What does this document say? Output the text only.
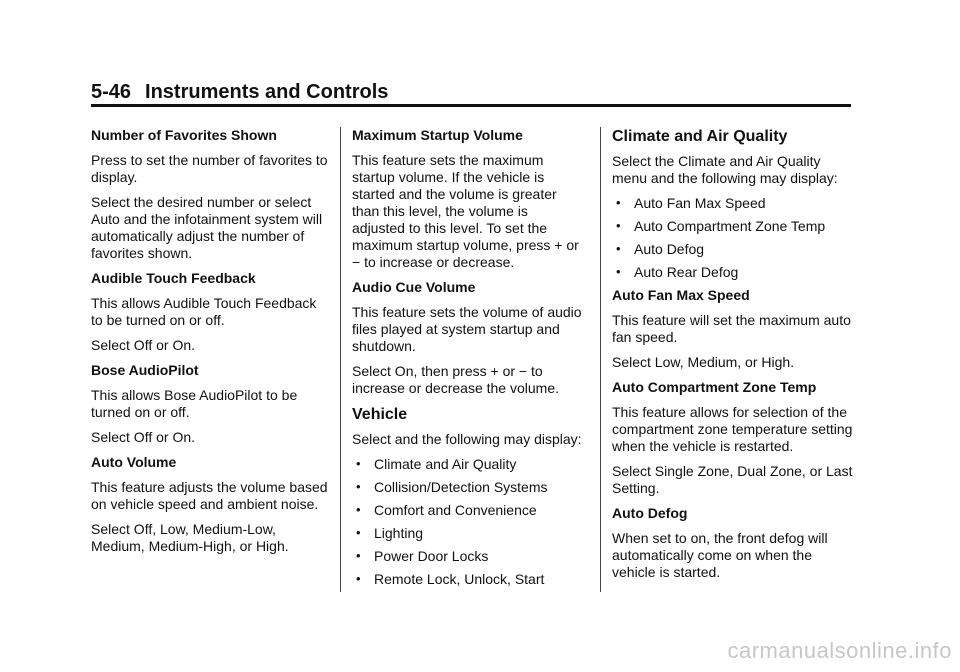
5-46 Instruments and Controls
Number of Favorites Shown
Press to set the number of favorites to display.
Select the desired number or select Auto and the infotainment system will automatically adjust the number of favorites shown.
Audible Touch Feedback
This allows Audible Touch Feedback to be turned on or off.
Select Off or On.
Bose AudioPilot
This allows Bose AudioPilot to be turned on or off.
Select Off or On.
Auto Volume
This feature adjusts the volume based on vehicle speed and ambient noise.
Select Off, Low, Medium-Low, Medium, Medium-High, or High.
Maximum Startup Volume
This feature sets the maximum startup volume. If the vehicle is started and the volume is greater than this level, the volume is adjusted to this level. To set the maximum startup volume, press + or − to increase or decrease.
Audio Cue Volume
This feature sets the volume of audio files played at system startup and shutdown.
Select On, then press + or − to increase or decrease the volume.
Vehicle
Select and the following may display:
• Climate and Air Quality
• Collision/Detection Systems
• Comfort and Convenience
• Lighting
• Power Door Locks
• Remote Lock, Unlock, Start
Climate and Air Quality
Select the Climate and Air Quality menu and the following may display:
• Auto Fan Max Speed
• Auto Compartment Zone Temp
• Auto Defog
• Auto Rear Defog
Auto Fan Max Speed
This feature will set the maximum auto fan speed.
Select Low, Medium, or High.
Auto Compartment Zone Temp
This feature allows for selection of the compartment zone temperature setting when the vehicle is restarted.
Select Single Zone, Dual Zone, or Last Setting.
Auto Defog
When set to on, the front defog will automatically come on when the vehicle is started.
carmanualsonline.info
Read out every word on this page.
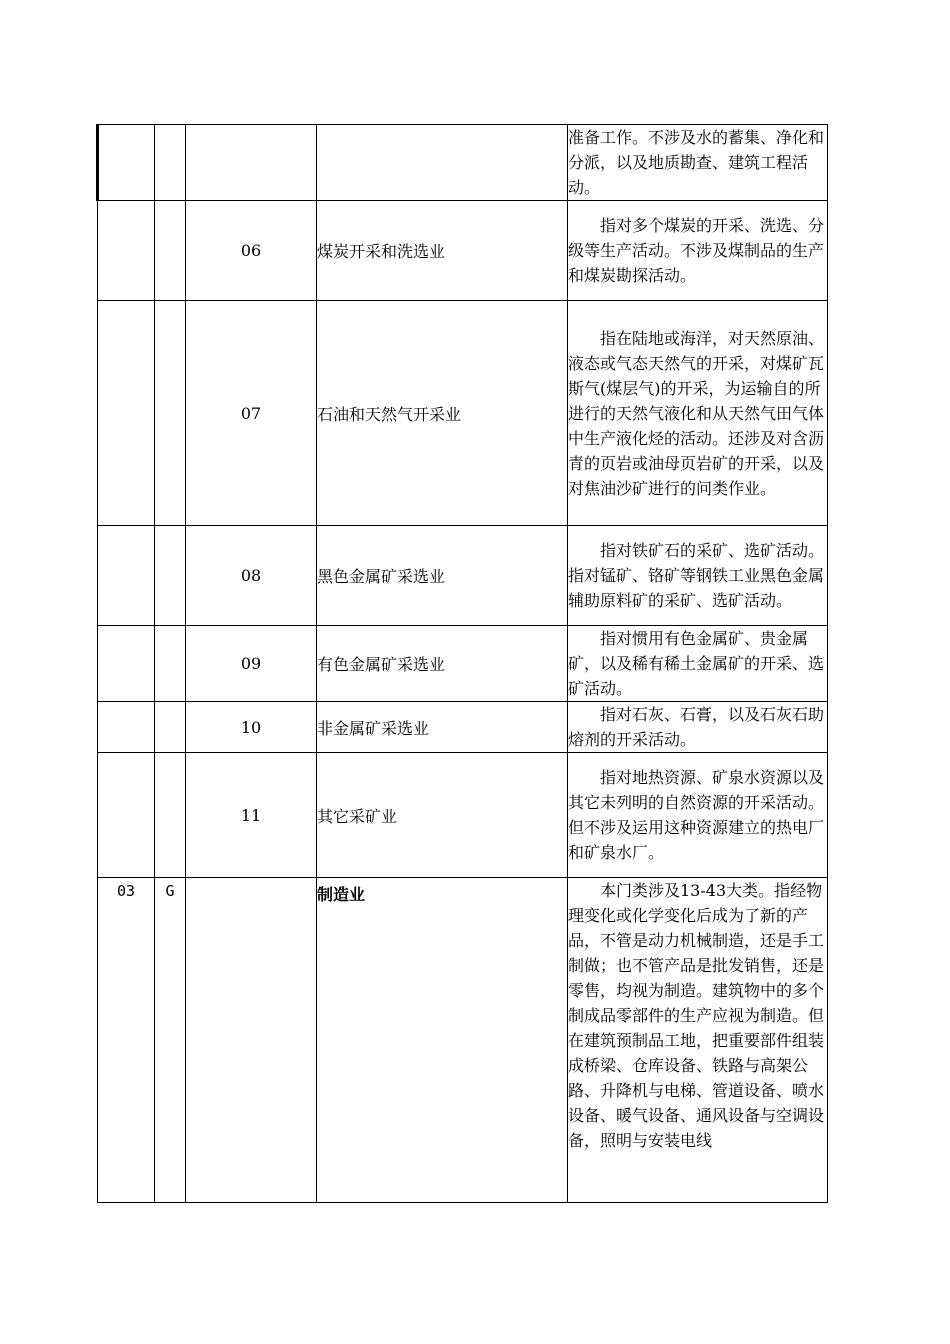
				准备工作。不涉及水的蓄集、净化和分派，以及地质勘查、建筑工程活动。
		06	煤炭开采和洗选业	指对多个煤炭的开采、洗选、分级等生产活动。不涉及煤制品的生产和煤炭勘探活动。
		07	石油和天然气开采业	指在陆地或海洋，对天然原油、液态或气态天然气的开采，对煤矿瓦斯气(煤层气)的开采，为运输自的所进行的天然气液化和从天然气田气体中生产液化烃的活动。还涉及对含沥青的页岩或油母页岩矿的开采，以及对焦油沙矿进行的问类作业。
		08	黑色金属矿采选业	指对铁矿石的采矿、选矿活动。指对锰矿、铬矿等钢铁工业黑色金属辅助原料矿的采矿、选矿活动。
		09	有色金属矿采选业	指对惯用有色金属矿、贵金属矿，以及稀有稀土金属矿的开采、选矿活动。
		10	非金属矿采选业	指对石灰、石膏，以及石灰石助熔剂的开采活动。
		11	其它采矿业	指对地热资源、矿泉水资源以及其它未列明的自然资源的开采活动。但不涉及运用这种资源建立的热电厂和矿泉水厂。
03	G		制造业	本门类涉及13-43大类。指经物理变化或化学变化后成为了新的产品，不管是动力机械制造，还是手工制做；也不管产品是批发销售，还是零售，均视为制造。建筑物中的多个制成品零部件的生产应视为制造。但在建筑预制品工地，把重要部件组装成桥梁、仓库设备、铁路与高架公路、升降机与电梯、管道设备、喷水设备、暖气设备、通风设备与空调设备，照明与安装电线
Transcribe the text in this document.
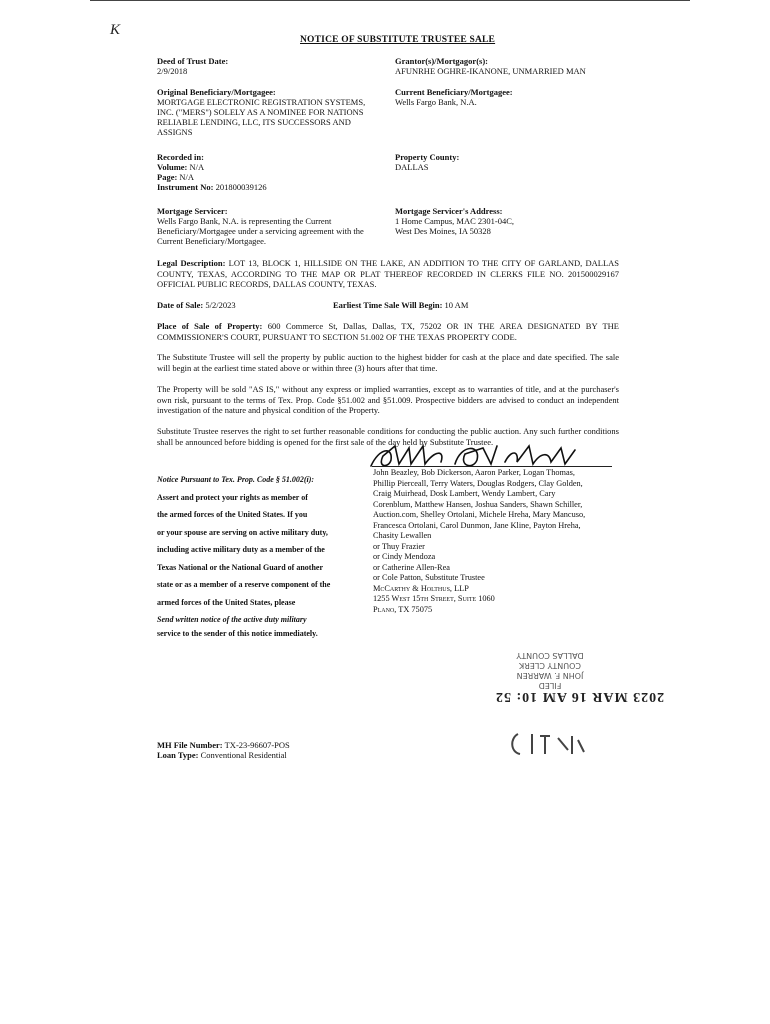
K
NOTICE OF SUBSTITUTE TRUSTEE SALE
Deed of Trust Date:
2/9/2018
Grantor(s)/Mortgagor(s):
AFUNRHE OGHRE-IKANONE, UNMARRIED MAN
Original Beneficiary/Mortgagee:
MORTGAGE ELECTRONIC REGISTRATION SYSTEMS, INC. ("MERS") SOLELY AS A NOMINEE FOR NATIONS RELIABLE LENDING, LLC, ITS SUCCESSORS AND ASSIGNS
Current Beneficiary/Mortgagee:
Wells Fargo Bank, N.A.
Recorded in:
Volume: N/A
Page: N/A
Instrument No: 201800039126
Property County:
DALLAS
Mortgage Servicer:
Wells Fargo Bank, N.A. is representing the Current Beneficiary/Mortgagee under a servicing agreement with the Current Beneficiary/Mortgagee.
Mortgage Servicer's Address:
1 Home Campus, MAC 2301-04C,
West Des Moines, IA 50328
Legal Description: LOT 13, BLOCK 1, HILLSIDE ON THE LAKE, AN ADDITION TO THE CITY OF GARLAND, DALLAS COUNTY, TEXAS, ACCORDING TO THE MAP OR PLAT THEREOF RECORDED IN CLERKS FILE NO. 201500029167 OFFICIAL PUBLIC RECORDS, DALLAS COUNTY, TEXAS.
Date of Sale: 5/2/2023	Earliest Time Sale Will Begin: 10 AM
Place of Sale of Property: 600 Commerce St, Dallas, Dallas, TX, 75202 OR IN THE AREA DESIGNATED BY THE COMMISSIONER'S COURT, PURSUANT TO SECTION 51.002 OF THE TEXAS PROPERTY CODE.
The Substitute Trustee will sell the property by public auction to the highest bidder for cash at the place and date specified. The sale will begin at the earliest time stated above or within three (3) hours after that time.
The Property will be sold "AS IS," without any express or implied warranties, except as to warranties of title, and at the purchaser's own risk, pursuant to the terms of Tex. Prop. Code §51.002 and §51.009. Prospective bidders are advised to conduct an independent investigation of the nature and physical condition of the Property.
Substitute Trustee reserves the right to set further reasonable conditions for conducting the public auction. Any such further conditions shall be announced before bidding is opened for the first sale of the day held by Substitute Trustee.
Notice Pursuant to Tex. Prop. Code § 51.002(i):
Assert and protect your rights as member of
the armed forces of the United States. If you
or your spouse are serving on active military duty,
including active military duty as a member of the
Texas National or the National Guard of another
state or as a member of a reserve component of the
armed forces of the United States, please
Send written notice of the active duty military
service to the sender of this notice immediately.
John Beazley, Bob Dickerson, Aaron Parker, Logan Thomas,
Phillip Pierceall, Terry Waters, Douglas Rodgers, Clay Golden,
Craig Muirhead, Dosk Lambert, Wendy Lambert, Cary
Corenblum, Matthew Hansen, Joshua Sanders, Shawn Schiller,
Auction.com, Shelley Ortolani, Michele Hreha, Mary Mancuso,
Francesca Ortolani, Carol Dunmon, Jane Kline, Payton Hreha,
Chasity Lewallen
or Thuy Frazier
or Cindy Mendoza
or Catherine Allen-Rea
or Cole Patton, Substitute Trustee
McCarthy & Holthus, LLP
1255 West 15th Street, Suite 1060
Plano, TX 75075
FILED
JOHN F. WARREN
COUNTY CLERK
DALLAS COUNTY
2023 MAR 16 AM 10: 52
MH File Number: TX-23-96607-POS
Loan Type: Conventional Residential
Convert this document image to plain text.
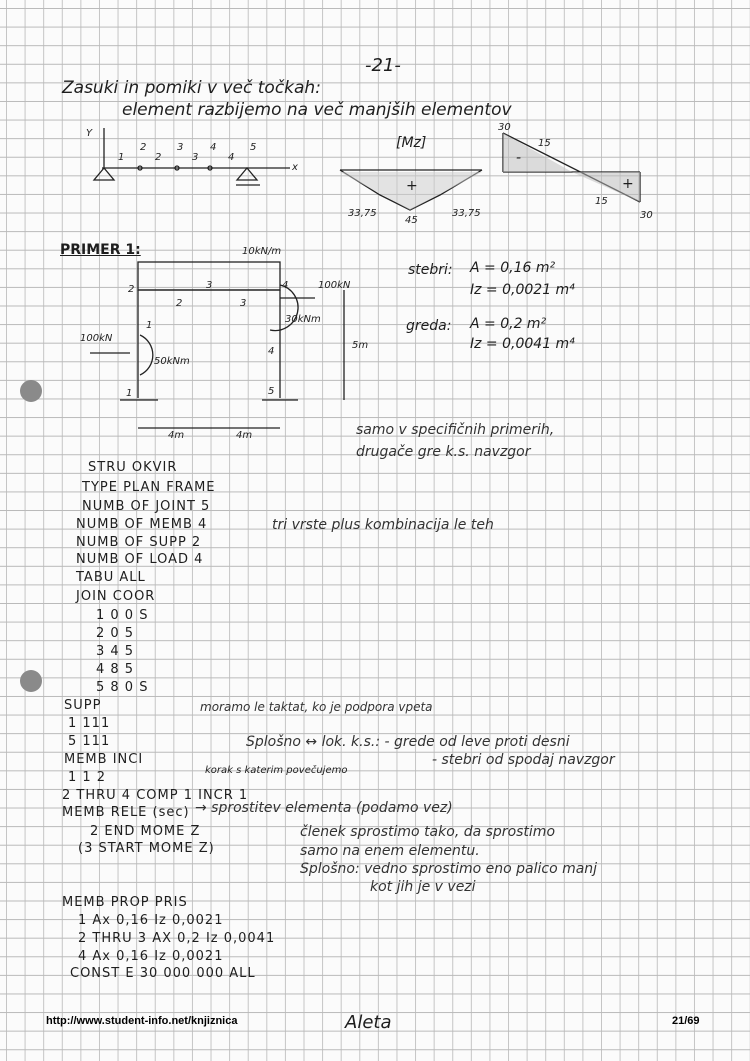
-21-
Zasuki in pomiki v več točkah:
element razbijemo na več manjših elementov
Y
x
1	2	3	4
2	3	4	5	[Mz]
+
33,75
45
33,75
30
15
15
30
-
+
PRIMER 1:	10kN/m
100kN
100kN
50kNm
30kNm
5m
4m	4m
2	3	4
1	5
1
2	3
4
stebri: A = 0,16 m²
Iz = 0,0021 m⁴
greda: A = 0,2 m²
Iz = 0,0041 m⁴
samo v specifičnih primerih,
drugače gre k.s. navzgor
STRU OKVIR
TYPE PLAN FRAME
NUMB OF JOINT 5
NUMB OF MEMB 4
NUMB OF SUPP 2
NUMB OF LOAD 4
TABU ALL
JOIN COOR
1 0 0 S
2 0 5
3 4 5
4 8 5
5 8 0 S
SUPP
1 111
5 111
MEMB INCI
1 1 2
2 THRU 4 COMP 1 INCR 1
MEMB RELE (sec)
2 END MOME Z
(3 START MOME Z)
MEMB PROP PRIS
1 Ax 0,16 Iz 0,0021
2 THRU 3 AX 0,2 Iz 0,0041
4 Ax 0,16 Iz 0,0021
CONST E 30 000 000 ALL
tri vrste plus kombinacija le teh
moramo le taktat, ko je podpora vpeta
Splošno ↔ lok. k.s.: - grede od leve proti desni
- stebri od spodaj navzgor
korak s katerim povečujemo
→ sprostitev elementa (podamo vez)
členek sprostimo tako, da sprostimo
samo na enem elementu.
Splošno: vedno sprostimo eno palico manj
kot jih je v vezi
http://www.student-info.net/knjiznica	Aleta	21/69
----
Your task is to pick out every line with the string "active" and copy it.

▶ [EXERCISE RESULT]:
or your spouse are serving on active military duty,
including active military duty as a member of the
Send written notice of the active duty military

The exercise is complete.